For this exercise, repeat all of the material verbatim apart from its images.

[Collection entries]
================================

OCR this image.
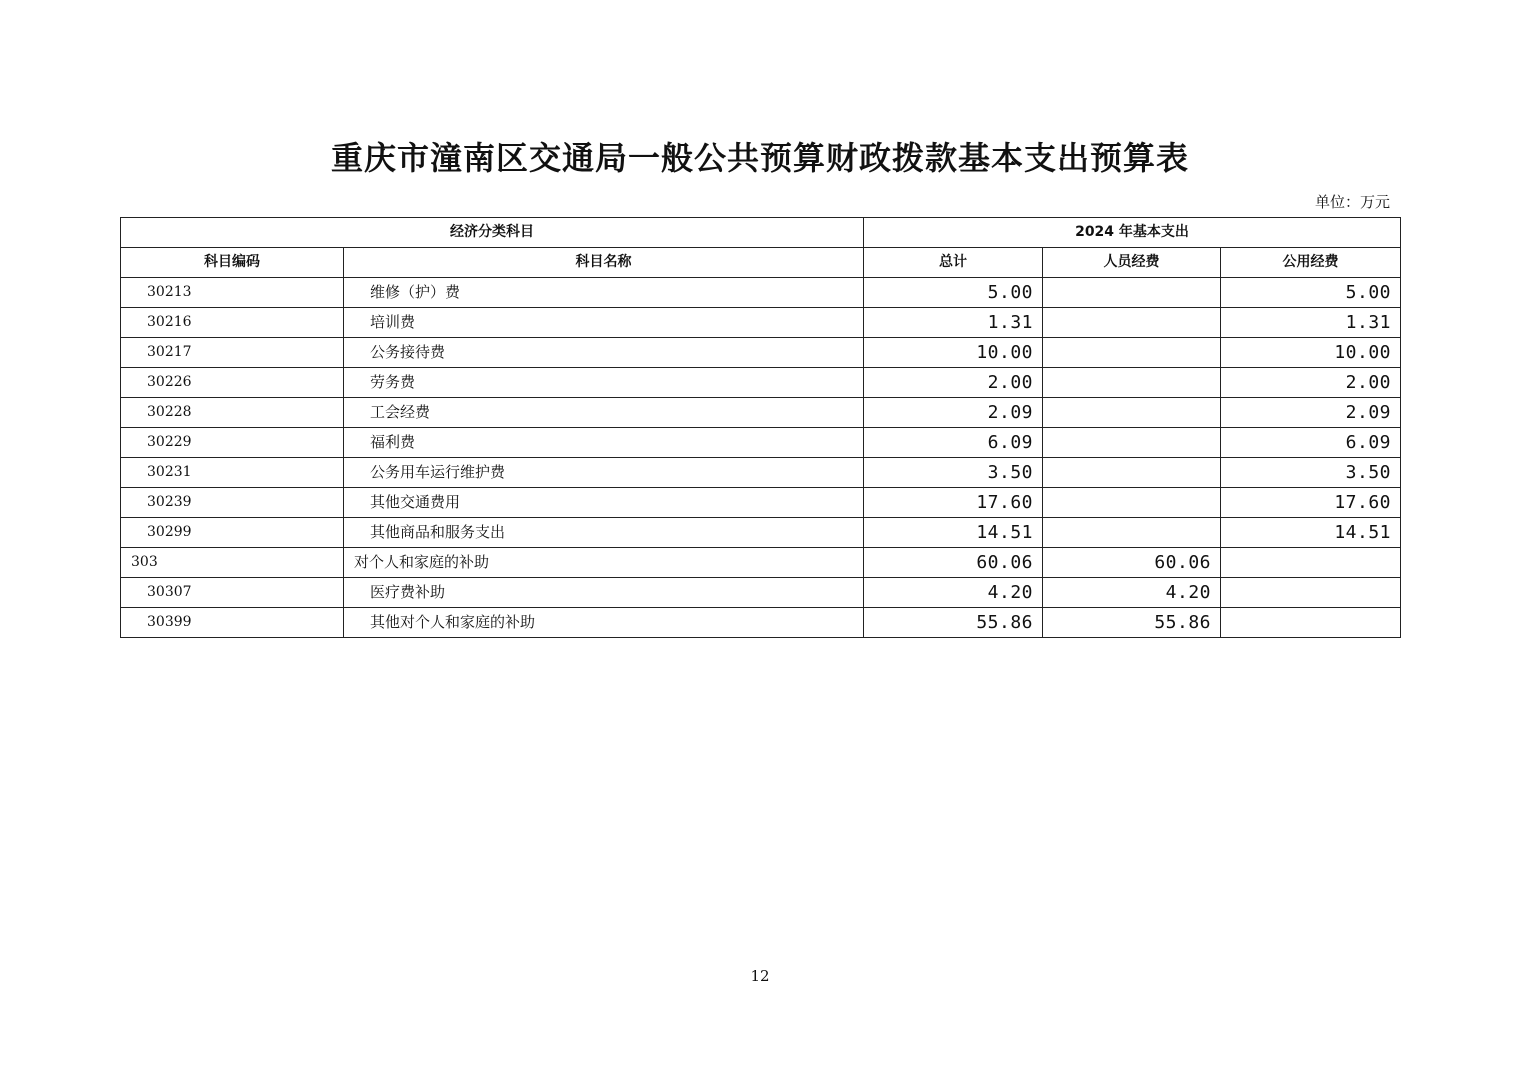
重庆市潼南区交通局一般公共预算财政拨款基本支出预算表
单位：万元
经济分类科目		2024 年基本支出		
科目编码	科目名称	总计	人员经费	公用经费
30213	维修（护）费	5.00		5.00
30216	培训费	1.31		1.31
30217	公务接待费	10.00		10.00
30226	劳务费	2.00		2.00
30228	工会经费	2.09		2.09
30229	福利费	6.09		6.09
30231	公务用车运行维护费	3.50		3.50
30239	其他交通费用	17.60		17.60
30299	其他商品和服务支出	14.51		14.51
303	对个人和家庭的补助	60.06	60.06	
30307	医疗费补助	4.20	4.20	
30399	其他对个人和家庭的补助	55.86	55.86	
12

================================

▶ _REPLY TO THE TASK_
OCR this image.
重庆市潼南区交通局一般公共预算财政拨款基本支出预算表
单位：万元
经济分类科目		2024 年基本支出		
科目编码	科目名称	总计	人员经费	公用经费
30213	维修（护）费	5.00		5.00
30216	培训费	1.31		1.31
30217	公务接待费	10.00		10.00
30226	劳务费	2.00		2.00
30228	工会经费	2.09		2.09
30229	福利费	6.09		6.09
30231	公务用车运行维护费	3.50		3.50
30239	其他交通费用	17.60		17.60
30299	其他商品和服务支出	14.51		14.51
303	对个人和家庭的补助	60.06	60.06	
30307	医疗费补助	4.20	4.20	
30399	其他对个人和家庭的补助	55.86	55.86	
12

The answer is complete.